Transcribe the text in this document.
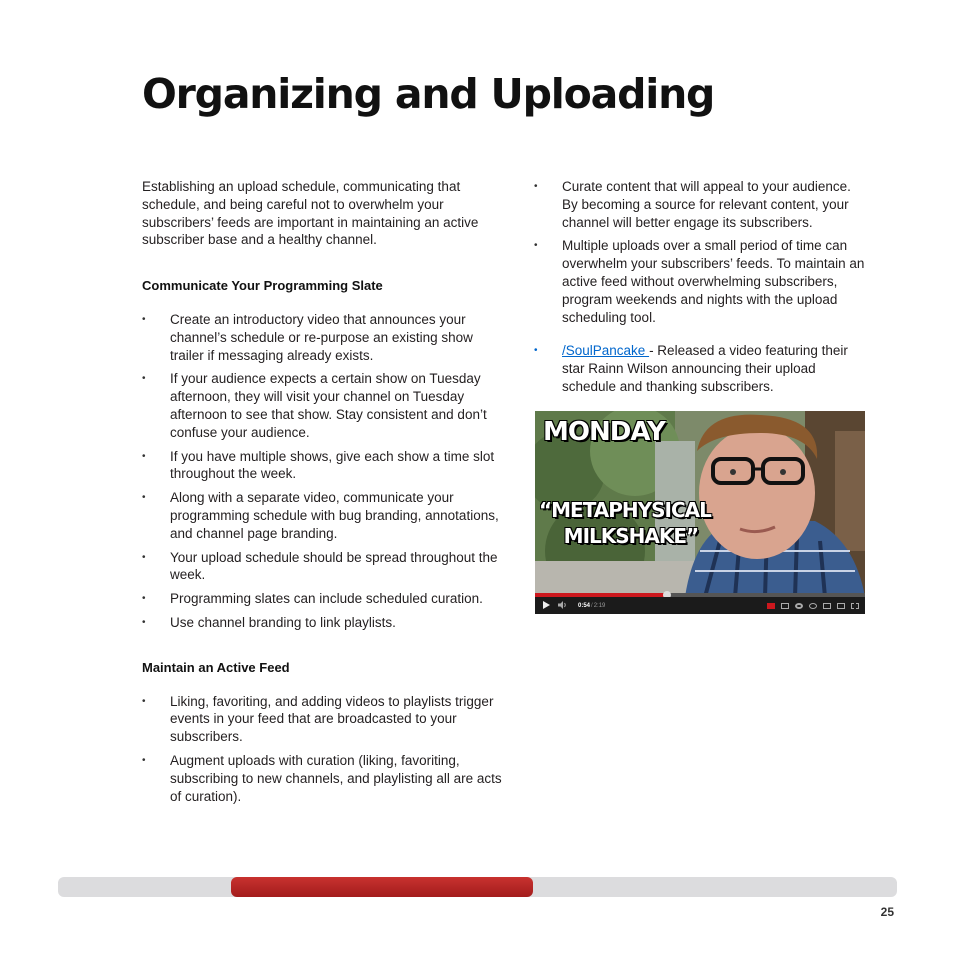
Organizing and Uploading

Establishing an upload schedule, communicating that schedule, and being careful not to overwhelm your subscribers’ feeds are important in maintaining an active subscriber base and a healthy channel.

Communicate Your Programming Slate

• Create an introductory video that announces your channel’s schedule or re-purpose an existing show trailer if messaging already exists.
• If your audience expects a certain show on Tuesday afternoon, they will visit your channel on Tuesday afternoon to see that show. Stay consistent and don’t confuse your audience.
• If you have multiple shows, give each show a time slot throughout the week.
• Along with a separate video, communicate your programming schedule with bug branding, annotations, and channel page branding.
• Your upload schedule should be spread throughout the week.
• Programming slates can include scheduled curation.
• Use channel branding to link playlists.

Maintain an Active Feed

• Liking, favoriting, and adding videos to playlists trigger events in your feed that are broadcasted to your subscribers.
• Augment uploads with curation (liking, favoriting, subscribing to new channels, and playlisting all are acts of curation).
• Curate content that will appeal to your audience. By becoming a source for relevant content, your channel will better engage its subscribers.
• Multiple uploads over a small period of time can overwhelm your subscribers’ feeds. To maintain an active feed without overwhelming subscribers, program weekends and nights with the upload scheduling tool.
• /SoulPancake - Released a video featuring their star Rainn Wilson announcing their upload schedule and thanking subscribers.
MONDAY
“METAPHYSICAL
MILKSHAKE”
0:54 / 2:19
25
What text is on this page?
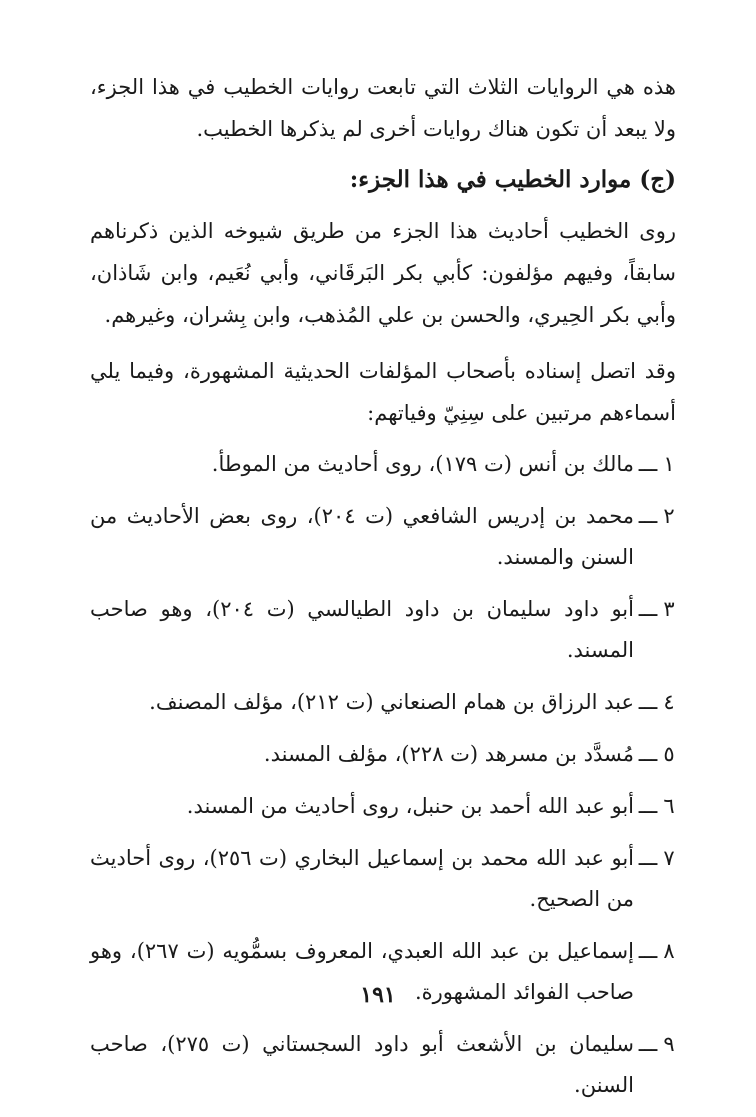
هذه هي الروايات الثلاث التي تابعت روايات الخطيب في هذا الجزء، ولا يبعد أن تكون هناك روايات أخرى لم يذكرها الخطيب.

(ج) موارد الخطيب في هذا الجزء:

روى الخطيب أحاديث هذا الجزء من طريق شيوخه الذين ذكرناهم سابقاً، وفيهم مؤلفون: كأبي بكر البَرقَاني، وأبي نُعَيم، وابن شَاذان، وأبي بكر الحِيري، والحسن بن علي المُذهب، وابن بِشران، وغيرهم.

وقد اتصل إسناده بأصحاب المؤلفات الحديثية المشهورة، وفيما يلي أسماءهم مرتبين على سِنِيّ وفياتهم:

١
ـــ
مالك بن أنس (ت ١٧٩)، روى أحاديث من الموطأ.
٢
ـــ
محمد بن إدريس الشافعي (ت ٢٠٤)، روى بعض الأحاديث من السنن والمسند.
٣
ـــ
أبو داود سليمان بن داود الطيالسي (ت ٢٠٤)، وهو صاحب المسند.
٤
ـــ
عبد الرزاق بن همام الصنعاني (ت ٢١٢)، مؤلف المصنف.
٥
ـــ
مُسدَّد بن مسرهد (ت ٢٢٨)، مؤلف المسند.
٦
ـــ
أبو عبد الله أحمد بن حنبل، روى أحاديث من المسند.
٧
ـــ
أبو عبد الله محمد بن إسماعيل البخاري (ت ٢٥٦)، روى أحاديث من الصحيح.
٨
ـــ
إسماعيل بن عبد الله العبدي، المعروف بسمُّويه (ت ٢٦٧)، وهو صاحب الفوائد المشهورة.
٩
ـــ
سليمان بن الأشعث أبو داود السجستاني (ت ٢٧٥)، صاحب السنن.
١٩١
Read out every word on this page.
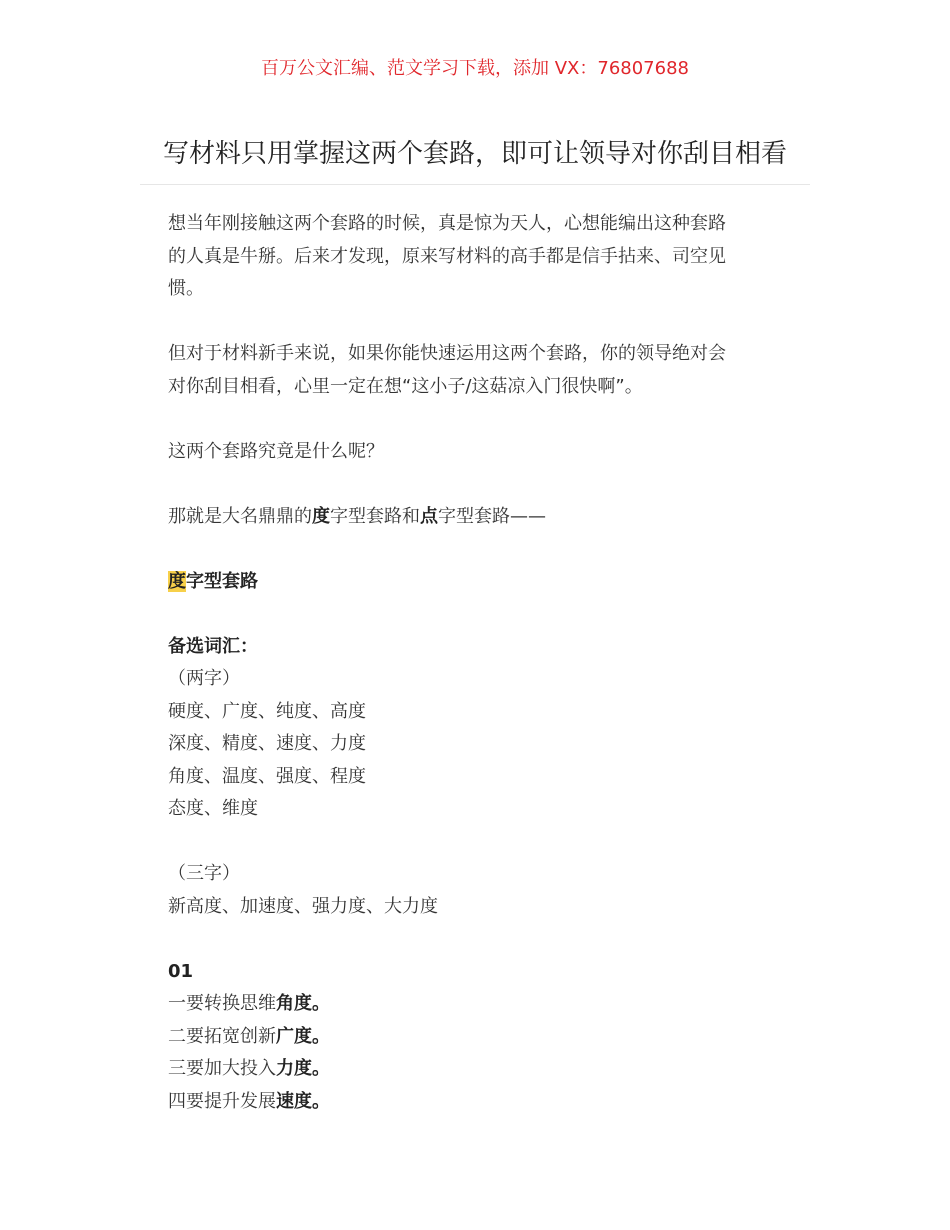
百万公文汇编、范文学习下载，添加 VX：76807688
写材料只用掌握这两个套路，即可让领导对你刮目相看

想当年刚接触这两个套路的时候，真是惊为天人，心想能编出这种套路

的人真是牛掰。后来才发现，原来写材料的高手都是信手拈来、司空见

惯。

但对于材料新手来说，如果你能快速运用这两个套路，你的领导绝对会

对你刮目相看，心里一定在想“这小子/这菇凉入门很快啊”。

这两个套路究竟是什么呢？

那就是大名鼎鼎的度字型套路和点字型套路——

度字型套路

备选词汇：

（两字）

硬度、广度、纯度、高度

深度、精度、速度、力度

角度、温度、强度、程度

态度、维度

（三字）

新高度、加速度、强力度、大力度

01

一要转换思维角度。

二要拓宽创新广度。

三要加大投入力度。

四要提升发展速度。
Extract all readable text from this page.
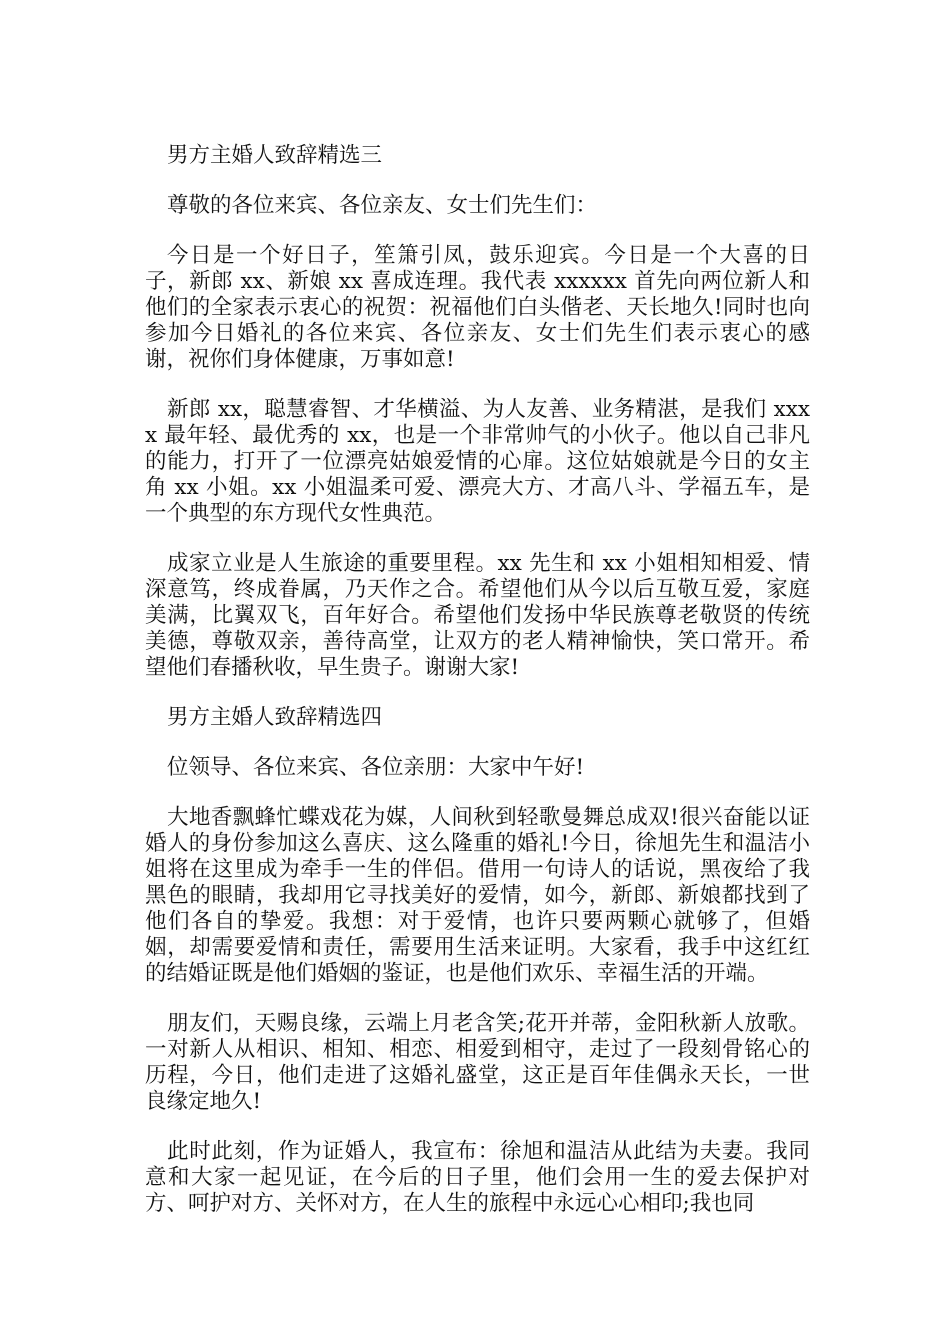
男方主婚人致辞精选三
尊敬的各位来宾、各位亲友、女士们先生们：
今日是一个好日子，笙箫引凤，鼓乐迎宾。今日是一个大喜的日子，新郎 xx、新娘 xx 喜成连理。我代表 xxxxxx 首先向两位新人和他们的全家表示衷心的祝贺：祝福他们白头偕老、天长地久!同时也向参加今日婚礼的各位来宾、各位亲友、女士们先生们表示衷心的感谢，祝你们身体健康，万事如意!
新郎 xx，聪慧睿智、才华横溢、为人友善、业务精湛，是我们 xxxx 最年轻、最优秀的 xx，也是一个非常帅气的小伙子。他以自己非凡的能力，打开了一位漂亮姑娘爱情的心扉。这位姑娘就是今日的女主角 xx 小姐。xx 小姐温柔可爱、漂亮大方、才高八斗、学福五车，是一个典型的东方现代女性典范。
成家立业是人生旅途的重要里程。xx 先生和 xx 小姐相知相爱、情深意笃，终成眷属，乃天作之合。希望他们从今以后互敬互爱，家庭美满，比翼双飞，百年好合。希望他们发扬中华民族尊老敬贤的传统美德，尊敬双亲，善待高堂，让双方的老人精神愉快，笑口常开。希望他们春播秋收，早生贵子。谢谢大家!
男方主婚人致辞精选四
位领导、各位来宾、各位亲朋：大家中午好!
大地香飘蜂忙蝶戏花为媒，人间秋到轻歌曼舞总成双!很兴奋能以证婚人的身份参加这么喜庆、这么隆重的婚礼!今日，徐旭先生和温洁小姐将在这里成为牵手一生的伴侣。借用一句诗人的话说，黑夜给了我黑色的眼睛，我却用它寻找美好的爱情，如今，新郎、新娘都找到了他们各自的挚爱。我想：对于爱情，也许只要两颗心就够了，但婚姻，却需要爱情和责任，需要用生活来证明。大家看，我手中这红红的结婚证既是他们婚姻的鉴证，也是他们欢乐、幸福生活的开端。
朋友们，天赐良缘，云端上月老含笑;花开并蒂，金阳秋新人放歌。一对新人从相识、相知、相恋、相爱到相守，走过了一段刻骨铭心的历程，今日，他们走进了这婚礼盛堂，这正是百年佳偶永天长，一世良缘定地久!
此时此刻，作为证婚人，我宣布：徐旭和温洁从此结为夫妻。我同意和大家一起见证，在今后的日子里，他们会用一生的爱去保护对方、呵护对方、关怀对方，在人生的旅程中永远心心相印;我也同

+ + + +

▸ Exercise task:
Work out how many lines of the material above contain the word "time", then give only that figure.

▸ Solution to this problem:
2